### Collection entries
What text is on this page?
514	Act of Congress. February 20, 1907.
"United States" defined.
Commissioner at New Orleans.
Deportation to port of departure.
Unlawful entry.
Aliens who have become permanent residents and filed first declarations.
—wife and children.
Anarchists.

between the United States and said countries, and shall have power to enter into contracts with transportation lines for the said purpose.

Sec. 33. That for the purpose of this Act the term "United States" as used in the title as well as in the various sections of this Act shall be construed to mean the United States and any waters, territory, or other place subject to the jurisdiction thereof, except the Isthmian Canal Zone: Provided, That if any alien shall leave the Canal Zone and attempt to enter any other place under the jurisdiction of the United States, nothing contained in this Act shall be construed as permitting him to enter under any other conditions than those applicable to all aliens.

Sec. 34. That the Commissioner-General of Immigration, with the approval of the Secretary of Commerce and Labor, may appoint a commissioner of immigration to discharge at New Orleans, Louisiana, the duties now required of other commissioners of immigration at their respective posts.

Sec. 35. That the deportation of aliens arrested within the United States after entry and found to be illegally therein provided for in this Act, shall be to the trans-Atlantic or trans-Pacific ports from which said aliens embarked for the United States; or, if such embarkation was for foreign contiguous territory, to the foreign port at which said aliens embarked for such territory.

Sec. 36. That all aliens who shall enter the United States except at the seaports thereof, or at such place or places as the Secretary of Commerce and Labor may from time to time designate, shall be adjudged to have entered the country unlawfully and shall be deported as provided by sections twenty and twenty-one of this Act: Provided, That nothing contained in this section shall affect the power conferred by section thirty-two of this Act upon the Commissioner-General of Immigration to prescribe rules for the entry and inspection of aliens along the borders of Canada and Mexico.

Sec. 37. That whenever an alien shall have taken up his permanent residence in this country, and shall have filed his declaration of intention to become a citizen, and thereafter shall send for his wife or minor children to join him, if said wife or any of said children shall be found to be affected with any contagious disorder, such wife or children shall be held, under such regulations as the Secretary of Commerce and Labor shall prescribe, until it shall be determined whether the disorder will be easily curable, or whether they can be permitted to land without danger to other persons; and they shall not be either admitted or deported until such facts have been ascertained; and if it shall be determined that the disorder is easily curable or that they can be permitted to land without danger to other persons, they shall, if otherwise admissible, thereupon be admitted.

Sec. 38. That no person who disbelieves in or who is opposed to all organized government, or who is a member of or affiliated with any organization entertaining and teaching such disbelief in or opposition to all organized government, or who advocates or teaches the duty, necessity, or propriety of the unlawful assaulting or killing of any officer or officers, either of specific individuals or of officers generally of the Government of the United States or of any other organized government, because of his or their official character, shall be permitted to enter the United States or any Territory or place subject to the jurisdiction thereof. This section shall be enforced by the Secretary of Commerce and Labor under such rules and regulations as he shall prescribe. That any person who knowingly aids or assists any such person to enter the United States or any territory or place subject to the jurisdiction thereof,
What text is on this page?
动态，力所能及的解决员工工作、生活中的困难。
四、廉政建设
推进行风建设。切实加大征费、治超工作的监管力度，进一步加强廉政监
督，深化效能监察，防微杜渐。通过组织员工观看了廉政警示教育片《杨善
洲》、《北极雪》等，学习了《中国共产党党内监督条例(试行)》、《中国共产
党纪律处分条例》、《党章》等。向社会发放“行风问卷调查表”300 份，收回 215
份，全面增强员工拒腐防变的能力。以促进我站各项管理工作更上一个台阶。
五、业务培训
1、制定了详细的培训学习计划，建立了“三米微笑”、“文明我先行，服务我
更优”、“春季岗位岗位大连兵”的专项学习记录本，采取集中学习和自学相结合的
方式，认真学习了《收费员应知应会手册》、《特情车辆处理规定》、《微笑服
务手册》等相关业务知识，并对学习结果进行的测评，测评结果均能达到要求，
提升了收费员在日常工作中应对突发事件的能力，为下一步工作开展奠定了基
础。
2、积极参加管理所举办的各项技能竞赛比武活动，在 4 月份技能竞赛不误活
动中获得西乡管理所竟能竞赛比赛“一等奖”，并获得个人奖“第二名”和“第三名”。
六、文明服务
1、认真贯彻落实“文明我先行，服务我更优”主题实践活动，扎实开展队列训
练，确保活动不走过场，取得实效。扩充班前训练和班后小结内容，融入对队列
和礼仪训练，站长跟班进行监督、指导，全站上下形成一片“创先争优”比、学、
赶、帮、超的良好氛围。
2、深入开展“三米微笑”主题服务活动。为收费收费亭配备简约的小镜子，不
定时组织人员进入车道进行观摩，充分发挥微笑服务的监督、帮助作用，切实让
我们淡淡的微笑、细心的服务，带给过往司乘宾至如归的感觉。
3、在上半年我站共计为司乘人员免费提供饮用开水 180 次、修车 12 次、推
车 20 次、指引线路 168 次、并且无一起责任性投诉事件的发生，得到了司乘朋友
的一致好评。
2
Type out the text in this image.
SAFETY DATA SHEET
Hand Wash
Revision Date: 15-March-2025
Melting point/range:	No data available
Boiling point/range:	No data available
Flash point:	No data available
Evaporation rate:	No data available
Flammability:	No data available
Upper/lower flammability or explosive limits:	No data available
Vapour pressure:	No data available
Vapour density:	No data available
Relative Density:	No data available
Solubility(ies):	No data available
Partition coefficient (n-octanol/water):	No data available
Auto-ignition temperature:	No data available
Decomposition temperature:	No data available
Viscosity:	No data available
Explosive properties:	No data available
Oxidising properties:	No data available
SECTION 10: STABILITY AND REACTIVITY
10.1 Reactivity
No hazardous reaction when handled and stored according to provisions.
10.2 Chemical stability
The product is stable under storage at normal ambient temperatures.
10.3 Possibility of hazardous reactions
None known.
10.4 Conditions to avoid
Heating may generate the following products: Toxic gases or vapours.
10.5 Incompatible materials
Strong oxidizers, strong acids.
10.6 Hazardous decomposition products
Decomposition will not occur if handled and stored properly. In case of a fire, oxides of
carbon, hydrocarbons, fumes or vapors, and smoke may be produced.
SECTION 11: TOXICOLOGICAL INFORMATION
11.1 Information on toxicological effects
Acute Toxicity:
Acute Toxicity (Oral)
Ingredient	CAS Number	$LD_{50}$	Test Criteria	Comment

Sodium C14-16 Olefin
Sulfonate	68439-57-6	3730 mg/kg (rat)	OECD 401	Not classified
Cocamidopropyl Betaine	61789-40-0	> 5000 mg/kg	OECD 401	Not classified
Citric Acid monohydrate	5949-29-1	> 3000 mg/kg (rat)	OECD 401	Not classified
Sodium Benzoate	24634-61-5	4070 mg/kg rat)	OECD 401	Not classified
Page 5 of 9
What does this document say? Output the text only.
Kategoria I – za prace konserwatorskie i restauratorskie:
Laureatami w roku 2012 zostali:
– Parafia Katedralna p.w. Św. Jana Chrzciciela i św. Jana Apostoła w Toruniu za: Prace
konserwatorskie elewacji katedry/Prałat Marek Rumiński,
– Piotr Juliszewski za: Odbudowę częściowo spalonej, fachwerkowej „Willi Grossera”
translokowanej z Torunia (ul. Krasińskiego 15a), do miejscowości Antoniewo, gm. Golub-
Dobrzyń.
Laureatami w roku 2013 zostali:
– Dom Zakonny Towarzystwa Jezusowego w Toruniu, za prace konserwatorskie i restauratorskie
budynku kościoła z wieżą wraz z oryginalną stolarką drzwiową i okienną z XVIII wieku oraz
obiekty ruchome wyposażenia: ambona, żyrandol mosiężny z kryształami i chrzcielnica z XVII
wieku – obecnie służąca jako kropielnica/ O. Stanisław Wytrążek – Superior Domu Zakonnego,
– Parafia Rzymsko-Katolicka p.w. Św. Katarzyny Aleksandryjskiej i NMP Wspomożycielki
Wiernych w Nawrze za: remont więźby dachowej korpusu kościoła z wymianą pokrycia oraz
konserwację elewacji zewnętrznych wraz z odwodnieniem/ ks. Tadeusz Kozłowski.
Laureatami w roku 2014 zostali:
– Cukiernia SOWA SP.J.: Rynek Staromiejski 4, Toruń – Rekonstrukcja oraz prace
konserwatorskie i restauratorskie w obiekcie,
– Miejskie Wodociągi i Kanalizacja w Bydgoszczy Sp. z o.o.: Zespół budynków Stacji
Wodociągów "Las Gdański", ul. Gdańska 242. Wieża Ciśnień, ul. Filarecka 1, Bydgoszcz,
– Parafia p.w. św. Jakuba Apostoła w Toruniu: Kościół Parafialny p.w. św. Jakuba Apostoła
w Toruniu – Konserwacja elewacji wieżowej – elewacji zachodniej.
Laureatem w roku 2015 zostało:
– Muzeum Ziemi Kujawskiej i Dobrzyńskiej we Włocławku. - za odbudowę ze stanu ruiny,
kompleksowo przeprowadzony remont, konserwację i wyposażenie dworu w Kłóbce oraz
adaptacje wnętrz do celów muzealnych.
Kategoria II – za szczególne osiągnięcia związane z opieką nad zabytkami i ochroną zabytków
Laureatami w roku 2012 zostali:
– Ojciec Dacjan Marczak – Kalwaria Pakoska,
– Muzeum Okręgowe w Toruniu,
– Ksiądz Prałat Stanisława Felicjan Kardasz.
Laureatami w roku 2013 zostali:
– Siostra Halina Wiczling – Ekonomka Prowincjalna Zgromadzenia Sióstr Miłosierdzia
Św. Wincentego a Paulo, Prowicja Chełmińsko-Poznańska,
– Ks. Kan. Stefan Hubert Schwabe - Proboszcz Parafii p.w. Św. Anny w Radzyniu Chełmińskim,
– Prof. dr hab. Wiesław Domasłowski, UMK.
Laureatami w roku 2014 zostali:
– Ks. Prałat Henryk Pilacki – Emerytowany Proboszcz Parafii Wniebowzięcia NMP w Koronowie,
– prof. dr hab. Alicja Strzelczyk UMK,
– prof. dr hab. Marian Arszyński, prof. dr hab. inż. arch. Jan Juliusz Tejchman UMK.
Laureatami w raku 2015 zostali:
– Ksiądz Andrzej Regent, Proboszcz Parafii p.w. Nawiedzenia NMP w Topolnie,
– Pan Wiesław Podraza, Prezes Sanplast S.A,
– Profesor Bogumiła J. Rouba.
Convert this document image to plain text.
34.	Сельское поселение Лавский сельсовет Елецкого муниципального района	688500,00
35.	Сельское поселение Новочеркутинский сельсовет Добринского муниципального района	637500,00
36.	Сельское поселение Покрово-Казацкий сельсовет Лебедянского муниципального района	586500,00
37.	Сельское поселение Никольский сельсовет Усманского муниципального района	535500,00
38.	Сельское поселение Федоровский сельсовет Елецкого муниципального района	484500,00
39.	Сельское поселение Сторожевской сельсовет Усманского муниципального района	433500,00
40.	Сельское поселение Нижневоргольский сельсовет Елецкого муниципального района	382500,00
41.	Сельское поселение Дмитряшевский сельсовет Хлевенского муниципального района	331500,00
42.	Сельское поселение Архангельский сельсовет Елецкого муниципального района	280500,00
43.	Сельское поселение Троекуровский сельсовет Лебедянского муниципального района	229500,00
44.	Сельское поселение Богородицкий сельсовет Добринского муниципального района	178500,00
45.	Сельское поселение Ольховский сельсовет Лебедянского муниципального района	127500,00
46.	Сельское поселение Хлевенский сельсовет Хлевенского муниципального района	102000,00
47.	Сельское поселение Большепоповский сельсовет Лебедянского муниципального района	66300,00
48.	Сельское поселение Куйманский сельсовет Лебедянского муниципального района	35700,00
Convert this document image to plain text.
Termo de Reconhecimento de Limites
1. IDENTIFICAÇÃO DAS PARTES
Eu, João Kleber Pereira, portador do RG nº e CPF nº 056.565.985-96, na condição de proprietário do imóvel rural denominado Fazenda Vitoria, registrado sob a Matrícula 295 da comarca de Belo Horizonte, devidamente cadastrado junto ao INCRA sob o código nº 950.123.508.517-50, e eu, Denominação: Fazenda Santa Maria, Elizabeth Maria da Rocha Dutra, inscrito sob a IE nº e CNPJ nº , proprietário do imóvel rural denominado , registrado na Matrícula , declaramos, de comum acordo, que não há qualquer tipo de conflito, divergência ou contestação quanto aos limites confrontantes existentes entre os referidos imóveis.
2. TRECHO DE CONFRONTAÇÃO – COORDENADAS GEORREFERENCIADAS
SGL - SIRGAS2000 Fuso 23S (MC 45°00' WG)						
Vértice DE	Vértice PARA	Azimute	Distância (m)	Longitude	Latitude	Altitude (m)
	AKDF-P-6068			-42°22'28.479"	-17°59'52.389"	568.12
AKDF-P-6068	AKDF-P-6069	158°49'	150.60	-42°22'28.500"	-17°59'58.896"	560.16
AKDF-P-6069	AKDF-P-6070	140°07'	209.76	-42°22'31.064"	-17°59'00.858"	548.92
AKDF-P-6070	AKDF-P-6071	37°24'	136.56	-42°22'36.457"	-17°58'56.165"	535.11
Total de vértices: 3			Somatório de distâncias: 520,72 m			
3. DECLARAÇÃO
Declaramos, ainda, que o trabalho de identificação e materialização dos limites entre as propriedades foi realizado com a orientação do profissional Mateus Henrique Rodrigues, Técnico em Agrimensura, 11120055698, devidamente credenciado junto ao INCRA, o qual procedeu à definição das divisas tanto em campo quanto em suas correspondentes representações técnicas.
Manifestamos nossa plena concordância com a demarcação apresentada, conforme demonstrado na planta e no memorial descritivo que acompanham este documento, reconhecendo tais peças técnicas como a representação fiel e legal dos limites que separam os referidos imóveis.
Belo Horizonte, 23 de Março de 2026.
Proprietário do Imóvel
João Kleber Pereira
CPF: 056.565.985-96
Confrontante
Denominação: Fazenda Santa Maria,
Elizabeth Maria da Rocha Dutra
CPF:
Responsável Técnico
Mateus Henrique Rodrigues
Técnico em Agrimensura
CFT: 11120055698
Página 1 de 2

### WORK TO DO
Show, from the listing above, each line that contains the word "wieku".

### FULL OUTPUT
budynku kościoła z wieżą wraz z oryginalną stolarką drzwiową i okienną z XVIII wieku oraz
wieku – obecnie służąca jako kropielnica/ O. Stanisław Wytrążek – Superior Domu Zakonnego,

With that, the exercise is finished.